What the exercise asks.
Reproduce all of the data that follows, character for character.

Stored entries.
# # #
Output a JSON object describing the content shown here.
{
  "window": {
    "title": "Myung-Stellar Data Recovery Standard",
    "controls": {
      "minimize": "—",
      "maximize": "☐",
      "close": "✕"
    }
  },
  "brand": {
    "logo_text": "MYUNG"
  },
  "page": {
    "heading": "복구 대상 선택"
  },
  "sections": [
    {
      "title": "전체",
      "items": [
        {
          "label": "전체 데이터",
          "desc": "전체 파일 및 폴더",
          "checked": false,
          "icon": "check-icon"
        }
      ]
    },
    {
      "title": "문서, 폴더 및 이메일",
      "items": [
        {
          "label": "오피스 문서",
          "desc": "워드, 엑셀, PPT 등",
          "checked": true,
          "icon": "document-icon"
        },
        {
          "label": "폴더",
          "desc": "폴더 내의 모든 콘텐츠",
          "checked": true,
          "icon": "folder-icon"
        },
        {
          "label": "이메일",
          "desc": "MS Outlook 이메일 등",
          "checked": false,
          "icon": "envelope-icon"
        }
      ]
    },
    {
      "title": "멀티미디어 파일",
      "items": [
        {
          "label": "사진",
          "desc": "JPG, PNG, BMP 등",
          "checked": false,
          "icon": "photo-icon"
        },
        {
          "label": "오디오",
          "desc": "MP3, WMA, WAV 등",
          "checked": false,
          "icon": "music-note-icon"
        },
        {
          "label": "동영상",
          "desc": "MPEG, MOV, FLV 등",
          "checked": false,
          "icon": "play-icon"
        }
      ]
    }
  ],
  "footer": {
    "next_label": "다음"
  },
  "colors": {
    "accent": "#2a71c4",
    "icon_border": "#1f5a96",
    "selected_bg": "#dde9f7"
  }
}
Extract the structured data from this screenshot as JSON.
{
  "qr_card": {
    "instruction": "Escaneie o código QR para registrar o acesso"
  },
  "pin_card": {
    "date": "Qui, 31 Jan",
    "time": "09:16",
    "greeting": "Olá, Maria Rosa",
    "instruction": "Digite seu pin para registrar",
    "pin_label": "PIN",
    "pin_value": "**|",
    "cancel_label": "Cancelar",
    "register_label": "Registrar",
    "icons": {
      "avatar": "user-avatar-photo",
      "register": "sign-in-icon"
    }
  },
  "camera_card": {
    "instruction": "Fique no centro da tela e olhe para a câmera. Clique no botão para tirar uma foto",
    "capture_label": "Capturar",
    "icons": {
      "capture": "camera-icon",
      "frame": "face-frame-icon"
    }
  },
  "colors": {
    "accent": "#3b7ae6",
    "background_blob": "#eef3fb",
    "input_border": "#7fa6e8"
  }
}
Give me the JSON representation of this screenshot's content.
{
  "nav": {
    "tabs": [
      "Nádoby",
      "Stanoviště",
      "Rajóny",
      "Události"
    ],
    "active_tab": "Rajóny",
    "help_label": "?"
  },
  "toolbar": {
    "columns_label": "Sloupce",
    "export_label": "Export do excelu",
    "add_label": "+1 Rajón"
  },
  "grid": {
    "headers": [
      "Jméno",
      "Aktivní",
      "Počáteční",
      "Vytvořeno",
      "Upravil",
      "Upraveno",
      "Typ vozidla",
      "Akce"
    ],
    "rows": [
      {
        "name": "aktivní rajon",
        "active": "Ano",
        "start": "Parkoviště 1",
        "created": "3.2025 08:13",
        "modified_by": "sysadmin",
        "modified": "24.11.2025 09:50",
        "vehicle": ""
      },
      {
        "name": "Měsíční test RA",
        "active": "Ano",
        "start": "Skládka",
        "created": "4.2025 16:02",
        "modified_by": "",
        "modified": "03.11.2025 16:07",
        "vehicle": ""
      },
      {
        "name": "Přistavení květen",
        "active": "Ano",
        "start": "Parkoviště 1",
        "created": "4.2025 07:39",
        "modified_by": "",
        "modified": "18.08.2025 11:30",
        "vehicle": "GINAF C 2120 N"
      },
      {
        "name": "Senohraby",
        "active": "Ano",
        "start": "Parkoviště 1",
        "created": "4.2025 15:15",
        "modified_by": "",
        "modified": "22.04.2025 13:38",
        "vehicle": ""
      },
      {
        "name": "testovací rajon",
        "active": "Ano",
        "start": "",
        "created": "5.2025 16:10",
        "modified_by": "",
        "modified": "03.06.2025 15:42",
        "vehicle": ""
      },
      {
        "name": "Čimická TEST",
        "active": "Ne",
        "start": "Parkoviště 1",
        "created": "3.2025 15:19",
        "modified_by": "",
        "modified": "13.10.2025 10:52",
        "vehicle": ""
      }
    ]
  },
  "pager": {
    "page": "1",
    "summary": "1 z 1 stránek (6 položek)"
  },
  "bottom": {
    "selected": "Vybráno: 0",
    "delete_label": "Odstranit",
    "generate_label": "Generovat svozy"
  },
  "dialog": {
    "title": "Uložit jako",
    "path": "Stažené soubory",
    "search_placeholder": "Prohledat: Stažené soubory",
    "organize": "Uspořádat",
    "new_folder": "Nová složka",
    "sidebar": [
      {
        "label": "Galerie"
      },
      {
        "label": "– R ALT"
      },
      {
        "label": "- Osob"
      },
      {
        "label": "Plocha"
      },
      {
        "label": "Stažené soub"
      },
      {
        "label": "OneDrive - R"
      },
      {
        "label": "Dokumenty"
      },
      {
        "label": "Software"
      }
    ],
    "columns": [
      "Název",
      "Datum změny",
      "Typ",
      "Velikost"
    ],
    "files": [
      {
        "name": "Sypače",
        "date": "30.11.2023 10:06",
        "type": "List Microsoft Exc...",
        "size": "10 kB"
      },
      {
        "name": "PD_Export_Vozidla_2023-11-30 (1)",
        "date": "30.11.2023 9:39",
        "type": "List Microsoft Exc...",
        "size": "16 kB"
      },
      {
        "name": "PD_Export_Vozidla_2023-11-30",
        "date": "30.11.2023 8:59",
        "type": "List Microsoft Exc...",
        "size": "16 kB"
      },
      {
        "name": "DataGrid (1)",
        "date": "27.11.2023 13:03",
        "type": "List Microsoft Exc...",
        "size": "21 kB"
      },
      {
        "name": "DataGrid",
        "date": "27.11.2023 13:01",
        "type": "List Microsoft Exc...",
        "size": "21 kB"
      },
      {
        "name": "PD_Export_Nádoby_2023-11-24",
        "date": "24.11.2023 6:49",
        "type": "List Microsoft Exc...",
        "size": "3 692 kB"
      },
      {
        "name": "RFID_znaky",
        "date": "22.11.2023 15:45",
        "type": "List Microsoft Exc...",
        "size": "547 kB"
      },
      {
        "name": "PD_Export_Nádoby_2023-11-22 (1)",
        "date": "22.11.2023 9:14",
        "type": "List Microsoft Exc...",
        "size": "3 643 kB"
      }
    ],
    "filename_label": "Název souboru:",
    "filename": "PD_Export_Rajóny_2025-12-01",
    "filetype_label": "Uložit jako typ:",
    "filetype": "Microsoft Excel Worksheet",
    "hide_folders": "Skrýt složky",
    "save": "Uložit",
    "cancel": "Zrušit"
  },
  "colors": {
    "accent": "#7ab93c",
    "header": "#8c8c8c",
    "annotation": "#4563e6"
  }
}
# # #
Full answer.
Output a JSON object describing the content shown here.
{
  "window": {
    "title": "Myung-Stellar Data Recovery Standard",
    "controls": {
      "minimize": "—",
      "maximize": "☐",
      "close": "✕"
    }
  },
  "brand": {
    "logo_text": "MYUNG"
  },
  "page": {
    "heading": "복구 대상 선택"
  },
  "sections": [
    {
      "title": "전체",
      "items": [
        {
          "label": "전체 데이터",
          "desc": "전체 파일 및 폴더",
          "checked": false,
          "icon": "check-icon"
        }
      ]
    },
    {
      "title": "문서, 폴더 및 이메일",
      "items": [
        {
          "label": "오피스 문서",
          "desc": "워드, 엑셀, PPT 등",
          "checked": true,
          "icon": "document-icon"
        },
        {
          "label": "폴더",
          "desc": "폴더 내의 모든 콘텐츠",
          "checked": true,
          "icon": "folder-icon"
        },
        {
          "label": "이메일",
          "desc": "MS Outlook 이메일 등",
          "checked": false,
          "icon": "envelope-icon"
        }
      ]
    },
    {
      "title": "멀티미디어 파일",
      "items": [
        {
          "label": "사진",
          "desc": "JPG, PNG, BMP 등",
          "checked": false,
          "icon": "photo-icon"
        },
        {
          "label": "오디오",
          "desc": "MP3, WMA, WAV 등",
          "checked": false,
          "icon": "music-note-icon"
        },
        {
          "label": "동영상",
          "desc": "MPEG, MOV, FLV 등",
          "checked": false,
          "icon": "play-icon"
        }
      ]
    }
  ],
  "footer": {
    "next_label": "다음"
  },
  "colors": {
    "accent": "#2a71c4",
    "icon_border": "#1f5a96",
    "selected_bg": "#dde9f7"
  }
}
Extract the structured data from this screenshot as JSON.
{
  "qr_card": {
    "instruction": "Escaneie o código QR para registrar o acesso"
  },
  "pin_card": {
    "date": "Qui, 31 Jan",
    "time": "09:16",
    "greeting": "Olá, Maria Rosa",
    "instruction": "Digite seu pin para registrar",
    "pin_label": "PIN",
    "pin_value": "**|",
    "cancel_label": "Cancelar",
    "register_label": "Registrar",
    "icons": {
      "avatar": "user-avatar-photo",
      "register": "sign-in-icon"
    }
  },
  "camera_card": {
    "instruction": "Fique no centro da tela e olhe para a câmera. Clique no botão para tirar uma foto",
    "capture_label": "Capturar",
    "icons": {
      "capture": "camera-icon",
      "frame": "face-frame-icon"
    }
  },
  "colors": {
    "accent": "#3b7ae6",
    "background_blob": "#eef3fb",
    "input_border": "#7fa6e8"
  }
}
Give me the JSON representation of this screenshot's content.
{
  "nav": {
    "tabs": [
      "Nádoby",
      "Stanoviště",
      "Rajóny",
      "Události"
    ],
    "active_tab": "Rajóny",
    "help_label": "?"
  },
  "toolbar": {
    "columns_label": "Sloupce",
    "export_label": "Export do excelu",
    "add_label": "+1 Rajón"
  },
  "grid": {
    "headers": [
      "Jméno",
      "Aktivní",
      "Počáteční",
      "Vytvořeno",
      "Upravil",
      "Upraveno",
      "Typ vozidla",
      "Akce"
    ],
    "rows": [
      {
        "name": "aktivní rajon",
        "active": "Ano",
        "start": "Parkoviště 1",
        "created": "3.2025 08:13",
        "modified_by": "sysadmin",
        "modified": "24.11.2025 09:50",
        "vehicle": ""
      },
      {
        "name": "Měsíční test RA",
        "active": "Ano",
        "start": "Skládka",
        "created": "4.2025 16:02",
        "modified_by": "",
        "modified": "03.11.2025 16:07",
        "vehicle": ""
      },
      {
        "name": "Přistavení květen",
        "active": "Ano",
        "start": "Parkoviště 1",
        "created": "4.2025 07:39",
        "modified_by": "",
        "modified": "18.08.2025 11:30",
        "vehicle": "GINAF C 2120 N"
      },
      {
        "name": "Senohraby",
        "active": "Ano",
        "start": "Parkoviště 1",
        "created": "4.2025 15:15",
        "modified_by": "",
        "modified": "22.04.2025 13:38",
        "vehicle": ""
      },
      {
        "name": "testovací rajon",
        "active": "Ano",
        "start": "",
        "created": "5.2025 16:10",
        "modified_by": "",
        "modified": "03.06.2025 15:42",
        "vehicle": ""
      },
      {
        "name": "Čimická TEST",
        "active": "Ne",
        "start": "Parkoviště 1",
        "created": "3.2025 15:19",
        "modified_by": "",
        "modified": "13.10.2025 10:52",
        "vehicle": ""
      }
    ]
  },
  "pager": {
    "page": "1",
    "summary": "1 z 1 stránek (6 položek)"
  },
  "bottom": {
    "selected": "Vybráno: 0",
    "delete_label": "Odstranit",
    "generate_label": "Generovat svozy"
  },
  "dialog": {
    "title": "Uložit jako",
    "path": "Stažené soubory",
    "search_placeholder": "Prohledat: Stažené soubory",
    "organize": "Uspořádat",
    "new_folder": "Nová složka",
    "sidebar": [
      {
        "label": "Galerie"
      },
      {
        "label": "– R ALT"
      },
      {
        "label": "- Osob"
      },
      {
        "label": "Plocha"
      },
      {
        "label": "Stažené soub"
      },
      {
        "label": "OneDrive - R"
      },
      {
        "label": "Dokumenty"
      },
      {
        "label": "Software"
      }
    ],
    "columns": [
      "Název",
      "Datum změny",
      "Typ",
      "Velikost"
    ],
    "files": [
      {
        "name": "Sypače",
        "date": "30.11.2023 10:06",
        "type": "List Microsoft Exc...",
        "size": "10 kB"
      },
      {
        "name": "PD_Export_Vozidla_2023-11-30 (1)",
        "date": "30.11.2023 9:39",
        "type": "List Microsoft Exc...",
        "size": "16 kB"
      },
      {
        "name": "PD_Export_Vozidla_2023-11-30",
        "date": "30.11.2023 8:59",
        "type": "List Microsoft Exc...",
        "size": "16 kB"
      },
      {
        "name": "DataGrid (1)",
        "date": "27.11.2023 13:03",
        "type": "List Microsoft Exc...",
        "size": "21 kB"
      },
      {
        "name": "DataGrid",
        "date": "27.11.2023 13:01",
        "type": "List Microsoft Exc...",
        "size": "21 kB"
      },
      {
        "name": "PD_Export_Nádoby_2023-11-24",
        "date": "24.11.2023 6:49",
        "type": "List Microsoft Exc...",
        "size": "3 692 kB"
      },
      {
        "name": "RFID_znaky",
        "date": "22.11.2023 15:45",
        "type": "List Microsoft Exc...",
        "size": "547 kB"
      },
      {
        "name": "PD_Export_Nádoby_2023-11-22 (1)",
        "date": "22.11.2023 9:14",
        "type": "List Microsoft Exc...",
        "size": "3 643 kB"
      }
    ],
    "filename_label": "Název souboru:",
    "filename": "PD_Export_Rajóny_2025-12-01",
    "filetype_label": "Uložit jako typ:",
    "filetype": "Microsoft Excel Worksheet",
    "hide_folders": "Skrýt složky",
    "save": "Uložit",
    "cancel": "Zrušit"
  },
  "colors": {
    "accent": "#7ab93c",
    "header": "#8c8c8c",
    "annotation": "#4563e6"
  }
}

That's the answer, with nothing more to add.